___ Provided data ___

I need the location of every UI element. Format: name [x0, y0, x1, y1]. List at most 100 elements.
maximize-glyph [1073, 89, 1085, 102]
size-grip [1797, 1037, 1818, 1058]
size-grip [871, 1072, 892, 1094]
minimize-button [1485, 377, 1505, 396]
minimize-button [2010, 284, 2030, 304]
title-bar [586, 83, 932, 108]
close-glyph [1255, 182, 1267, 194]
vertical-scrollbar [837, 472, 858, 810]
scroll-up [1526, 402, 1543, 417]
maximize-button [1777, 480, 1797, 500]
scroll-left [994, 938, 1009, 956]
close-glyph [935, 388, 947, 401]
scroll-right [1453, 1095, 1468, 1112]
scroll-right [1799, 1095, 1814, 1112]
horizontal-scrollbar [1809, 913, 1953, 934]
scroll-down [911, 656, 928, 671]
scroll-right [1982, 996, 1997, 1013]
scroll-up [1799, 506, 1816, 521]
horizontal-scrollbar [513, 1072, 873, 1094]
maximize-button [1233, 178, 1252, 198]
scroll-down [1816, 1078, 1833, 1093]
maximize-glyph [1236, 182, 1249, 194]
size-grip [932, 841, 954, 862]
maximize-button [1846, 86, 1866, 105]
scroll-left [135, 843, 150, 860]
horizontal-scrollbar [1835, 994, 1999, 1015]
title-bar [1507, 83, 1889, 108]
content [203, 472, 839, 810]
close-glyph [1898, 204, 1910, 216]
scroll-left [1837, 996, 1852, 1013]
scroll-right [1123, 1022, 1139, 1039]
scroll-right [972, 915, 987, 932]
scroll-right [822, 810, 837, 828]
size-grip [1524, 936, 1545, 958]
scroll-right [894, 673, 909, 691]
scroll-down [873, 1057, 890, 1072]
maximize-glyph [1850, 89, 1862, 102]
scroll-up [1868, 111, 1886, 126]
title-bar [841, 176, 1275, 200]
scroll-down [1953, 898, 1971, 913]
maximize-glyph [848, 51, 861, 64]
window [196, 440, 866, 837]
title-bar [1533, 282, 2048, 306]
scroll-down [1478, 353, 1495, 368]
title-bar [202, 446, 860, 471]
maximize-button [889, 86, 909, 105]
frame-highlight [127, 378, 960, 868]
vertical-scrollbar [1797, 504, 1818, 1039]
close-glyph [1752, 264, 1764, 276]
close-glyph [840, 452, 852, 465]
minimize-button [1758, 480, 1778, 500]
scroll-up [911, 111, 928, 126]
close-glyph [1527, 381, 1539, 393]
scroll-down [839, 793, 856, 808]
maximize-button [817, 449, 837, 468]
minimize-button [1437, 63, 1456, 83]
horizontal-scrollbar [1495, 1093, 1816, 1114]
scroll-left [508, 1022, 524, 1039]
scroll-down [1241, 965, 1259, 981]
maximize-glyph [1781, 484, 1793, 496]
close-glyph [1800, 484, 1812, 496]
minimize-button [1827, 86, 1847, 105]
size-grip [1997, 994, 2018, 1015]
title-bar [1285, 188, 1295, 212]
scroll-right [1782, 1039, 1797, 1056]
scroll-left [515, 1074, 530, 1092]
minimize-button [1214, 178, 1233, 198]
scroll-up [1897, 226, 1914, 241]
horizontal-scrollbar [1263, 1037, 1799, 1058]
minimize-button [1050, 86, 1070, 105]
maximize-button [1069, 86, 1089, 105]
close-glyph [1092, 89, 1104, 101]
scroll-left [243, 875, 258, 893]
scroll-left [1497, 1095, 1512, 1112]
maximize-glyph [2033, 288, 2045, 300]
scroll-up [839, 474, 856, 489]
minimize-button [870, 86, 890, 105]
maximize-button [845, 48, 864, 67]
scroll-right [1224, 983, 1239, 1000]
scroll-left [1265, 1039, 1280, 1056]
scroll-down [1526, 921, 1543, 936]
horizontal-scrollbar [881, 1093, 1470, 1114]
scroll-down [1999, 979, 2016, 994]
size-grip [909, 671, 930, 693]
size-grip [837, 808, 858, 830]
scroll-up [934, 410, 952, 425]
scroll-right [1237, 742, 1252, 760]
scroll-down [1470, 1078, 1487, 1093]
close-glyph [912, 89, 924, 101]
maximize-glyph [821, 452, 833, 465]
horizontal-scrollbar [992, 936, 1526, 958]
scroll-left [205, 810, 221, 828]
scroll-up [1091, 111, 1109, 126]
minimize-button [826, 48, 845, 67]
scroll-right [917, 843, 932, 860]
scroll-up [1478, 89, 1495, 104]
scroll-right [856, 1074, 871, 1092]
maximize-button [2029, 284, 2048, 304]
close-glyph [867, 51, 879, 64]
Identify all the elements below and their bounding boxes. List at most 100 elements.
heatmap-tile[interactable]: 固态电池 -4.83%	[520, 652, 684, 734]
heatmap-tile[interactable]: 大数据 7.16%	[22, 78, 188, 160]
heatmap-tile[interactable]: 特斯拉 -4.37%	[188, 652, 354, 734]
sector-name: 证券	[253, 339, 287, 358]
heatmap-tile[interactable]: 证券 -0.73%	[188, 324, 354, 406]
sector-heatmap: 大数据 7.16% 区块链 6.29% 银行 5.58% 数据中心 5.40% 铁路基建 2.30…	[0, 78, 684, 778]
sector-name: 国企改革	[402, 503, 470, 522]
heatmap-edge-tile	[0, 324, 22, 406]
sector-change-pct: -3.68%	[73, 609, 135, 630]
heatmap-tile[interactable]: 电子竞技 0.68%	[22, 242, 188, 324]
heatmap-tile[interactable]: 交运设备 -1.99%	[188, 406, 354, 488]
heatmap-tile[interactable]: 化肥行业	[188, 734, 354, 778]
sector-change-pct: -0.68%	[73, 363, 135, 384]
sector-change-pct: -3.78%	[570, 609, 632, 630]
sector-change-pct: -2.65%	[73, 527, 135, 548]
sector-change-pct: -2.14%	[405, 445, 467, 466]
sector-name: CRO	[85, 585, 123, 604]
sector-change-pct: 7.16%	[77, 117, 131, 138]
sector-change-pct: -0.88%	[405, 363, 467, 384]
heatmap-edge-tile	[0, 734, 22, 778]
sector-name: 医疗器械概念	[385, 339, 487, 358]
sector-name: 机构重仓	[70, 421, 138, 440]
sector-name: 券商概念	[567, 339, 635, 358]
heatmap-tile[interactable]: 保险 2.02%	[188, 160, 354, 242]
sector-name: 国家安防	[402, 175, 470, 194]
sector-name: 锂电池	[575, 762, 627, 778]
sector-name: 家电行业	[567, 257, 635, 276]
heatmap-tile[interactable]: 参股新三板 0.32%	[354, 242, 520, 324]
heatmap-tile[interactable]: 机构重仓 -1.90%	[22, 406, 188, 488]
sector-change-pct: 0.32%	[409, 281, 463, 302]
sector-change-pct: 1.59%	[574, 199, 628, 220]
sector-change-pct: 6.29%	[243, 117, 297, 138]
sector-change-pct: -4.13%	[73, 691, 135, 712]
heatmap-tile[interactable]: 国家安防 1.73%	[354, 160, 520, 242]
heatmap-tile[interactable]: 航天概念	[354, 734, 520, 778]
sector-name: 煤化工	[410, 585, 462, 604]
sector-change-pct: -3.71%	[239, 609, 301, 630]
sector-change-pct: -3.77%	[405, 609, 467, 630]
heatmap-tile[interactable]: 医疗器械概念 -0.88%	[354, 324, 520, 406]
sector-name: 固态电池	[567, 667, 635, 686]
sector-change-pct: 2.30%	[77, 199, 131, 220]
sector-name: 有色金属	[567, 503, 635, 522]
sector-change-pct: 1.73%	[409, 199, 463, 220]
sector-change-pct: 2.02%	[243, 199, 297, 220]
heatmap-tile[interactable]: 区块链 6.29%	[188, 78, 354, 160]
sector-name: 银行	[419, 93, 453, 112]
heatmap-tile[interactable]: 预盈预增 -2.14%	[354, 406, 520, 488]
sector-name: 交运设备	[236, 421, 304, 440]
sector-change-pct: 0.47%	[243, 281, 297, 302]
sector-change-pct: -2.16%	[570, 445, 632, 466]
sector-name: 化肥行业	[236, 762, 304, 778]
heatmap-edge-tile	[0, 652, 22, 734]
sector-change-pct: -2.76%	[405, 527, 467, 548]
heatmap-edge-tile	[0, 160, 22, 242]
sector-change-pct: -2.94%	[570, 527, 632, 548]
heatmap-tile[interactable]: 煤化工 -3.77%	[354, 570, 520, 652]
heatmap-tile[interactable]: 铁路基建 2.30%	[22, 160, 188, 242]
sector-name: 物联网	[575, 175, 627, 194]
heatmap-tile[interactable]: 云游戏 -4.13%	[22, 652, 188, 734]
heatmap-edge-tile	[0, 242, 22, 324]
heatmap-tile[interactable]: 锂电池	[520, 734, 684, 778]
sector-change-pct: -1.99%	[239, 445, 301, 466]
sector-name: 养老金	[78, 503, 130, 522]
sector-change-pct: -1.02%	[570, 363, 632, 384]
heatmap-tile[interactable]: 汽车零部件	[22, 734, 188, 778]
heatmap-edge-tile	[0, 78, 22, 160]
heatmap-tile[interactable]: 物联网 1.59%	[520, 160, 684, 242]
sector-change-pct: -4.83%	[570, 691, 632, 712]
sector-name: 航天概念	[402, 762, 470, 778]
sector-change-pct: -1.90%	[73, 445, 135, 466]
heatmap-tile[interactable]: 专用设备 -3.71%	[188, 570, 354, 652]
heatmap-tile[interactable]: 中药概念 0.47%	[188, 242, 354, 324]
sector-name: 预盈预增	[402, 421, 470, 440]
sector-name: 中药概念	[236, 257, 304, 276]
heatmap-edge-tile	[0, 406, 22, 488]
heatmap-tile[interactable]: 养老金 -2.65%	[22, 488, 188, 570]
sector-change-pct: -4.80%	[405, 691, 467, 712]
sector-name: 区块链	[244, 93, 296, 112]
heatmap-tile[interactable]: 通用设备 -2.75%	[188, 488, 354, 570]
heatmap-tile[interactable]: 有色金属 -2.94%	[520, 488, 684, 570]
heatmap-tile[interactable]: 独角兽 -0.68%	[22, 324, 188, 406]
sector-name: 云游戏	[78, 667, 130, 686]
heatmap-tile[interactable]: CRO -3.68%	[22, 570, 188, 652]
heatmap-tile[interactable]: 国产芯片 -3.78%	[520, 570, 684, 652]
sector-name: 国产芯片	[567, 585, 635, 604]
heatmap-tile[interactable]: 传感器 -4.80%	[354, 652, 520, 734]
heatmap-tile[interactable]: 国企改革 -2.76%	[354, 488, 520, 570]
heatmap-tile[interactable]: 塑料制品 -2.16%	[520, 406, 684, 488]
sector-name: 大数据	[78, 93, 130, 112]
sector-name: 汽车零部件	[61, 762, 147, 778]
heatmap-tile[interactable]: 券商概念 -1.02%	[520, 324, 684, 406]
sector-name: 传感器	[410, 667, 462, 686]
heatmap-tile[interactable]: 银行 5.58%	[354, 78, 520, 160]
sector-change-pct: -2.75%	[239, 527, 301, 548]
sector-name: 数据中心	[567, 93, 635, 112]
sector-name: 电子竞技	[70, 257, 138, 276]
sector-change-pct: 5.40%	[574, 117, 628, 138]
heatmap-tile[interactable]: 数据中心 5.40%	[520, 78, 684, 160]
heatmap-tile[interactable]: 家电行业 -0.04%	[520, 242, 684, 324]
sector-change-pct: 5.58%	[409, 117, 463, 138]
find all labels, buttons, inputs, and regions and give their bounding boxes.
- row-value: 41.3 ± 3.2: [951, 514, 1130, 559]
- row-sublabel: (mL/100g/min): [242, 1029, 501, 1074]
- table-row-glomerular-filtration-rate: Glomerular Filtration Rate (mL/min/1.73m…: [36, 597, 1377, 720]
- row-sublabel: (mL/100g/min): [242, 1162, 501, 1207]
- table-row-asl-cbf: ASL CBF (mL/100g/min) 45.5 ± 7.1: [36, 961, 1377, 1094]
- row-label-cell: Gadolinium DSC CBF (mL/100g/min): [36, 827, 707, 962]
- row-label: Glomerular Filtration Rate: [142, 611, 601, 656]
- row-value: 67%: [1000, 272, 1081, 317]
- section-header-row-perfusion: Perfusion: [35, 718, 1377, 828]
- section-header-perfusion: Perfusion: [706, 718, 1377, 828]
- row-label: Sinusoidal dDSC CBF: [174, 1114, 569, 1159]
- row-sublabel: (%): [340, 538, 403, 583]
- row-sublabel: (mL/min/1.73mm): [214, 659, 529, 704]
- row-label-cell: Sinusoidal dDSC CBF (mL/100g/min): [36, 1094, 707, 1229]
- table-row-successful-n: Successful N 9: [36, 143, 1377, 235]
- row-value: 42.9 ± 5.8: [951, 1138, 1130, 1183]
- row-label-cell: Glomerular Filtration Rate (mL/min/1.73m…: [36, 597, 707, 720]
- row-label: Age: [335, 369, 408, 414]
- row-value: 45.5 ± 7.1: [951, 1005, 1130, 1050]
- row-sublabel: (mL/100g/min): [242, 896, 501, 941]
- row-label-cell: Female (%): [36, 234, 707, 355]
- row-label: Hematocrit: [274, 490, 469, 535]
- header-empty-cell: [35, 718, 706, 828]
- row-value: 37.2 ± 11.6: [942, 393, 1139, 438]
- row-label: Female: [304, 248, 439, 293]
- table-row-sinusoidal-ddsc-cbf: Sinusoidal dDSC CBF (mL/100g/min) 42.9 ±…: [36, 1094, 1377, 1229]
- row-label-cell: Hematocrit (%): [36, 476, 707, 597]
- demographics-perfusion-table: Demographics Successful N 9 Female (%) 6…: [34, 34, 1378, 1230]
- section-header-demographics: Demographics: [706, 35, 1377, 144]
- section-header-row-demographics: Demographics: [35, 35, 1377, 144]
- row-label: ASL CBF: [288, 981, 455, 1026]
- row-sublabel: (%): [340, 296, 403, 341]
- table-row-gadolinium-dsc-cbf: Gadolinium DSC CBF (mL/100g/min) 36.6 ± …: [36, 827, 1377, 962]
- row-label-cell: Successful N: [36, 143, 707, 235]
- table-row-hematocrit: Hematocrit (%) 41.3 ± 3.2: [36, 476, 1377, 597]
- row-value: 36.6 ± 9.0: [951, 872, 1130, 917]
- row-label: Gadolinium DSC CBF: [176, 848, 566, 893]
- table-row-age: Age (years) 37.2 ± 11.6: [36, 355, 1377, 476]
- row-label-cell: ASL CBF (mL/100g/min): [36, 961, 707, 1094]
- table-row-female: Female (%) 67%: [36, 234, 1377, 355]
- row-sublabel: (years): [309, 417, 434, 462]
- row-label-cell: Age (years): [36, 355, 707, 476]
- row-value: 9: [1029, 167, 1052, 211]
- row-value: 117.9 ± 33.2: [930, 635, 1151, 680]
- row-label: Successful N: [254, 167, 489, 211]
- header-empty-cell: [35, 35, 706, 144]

___

Instruction: Could you rewrite the items, from the very start through the line with "vertical-scrollbar [837, 472, 858, 810]" inclusive, as a JSON list of strings with one string per line and blank lines omitted?

The reply:
[
  "I need the location of every UI element. Format: name [x0, y0, x1, y1]. List at most 100 elements.",
  "maximize-glyph [1073, 89, 1085, 102]",
  "size-grip [1797, 1037, 1818, 1058]",
  "size-grip [871, 1072, 892, 1094]",
  "minimize-button [1485, 377, 1505, 396]",
  "minimize-button [2010, 284, 2030, 304]",
  "title-bar [586, 83, 932, 108]",
  "close-glyph [1255, 182, 1267, 194]",
  "vertical-scrollbar [837, 472, 858, 810]"
]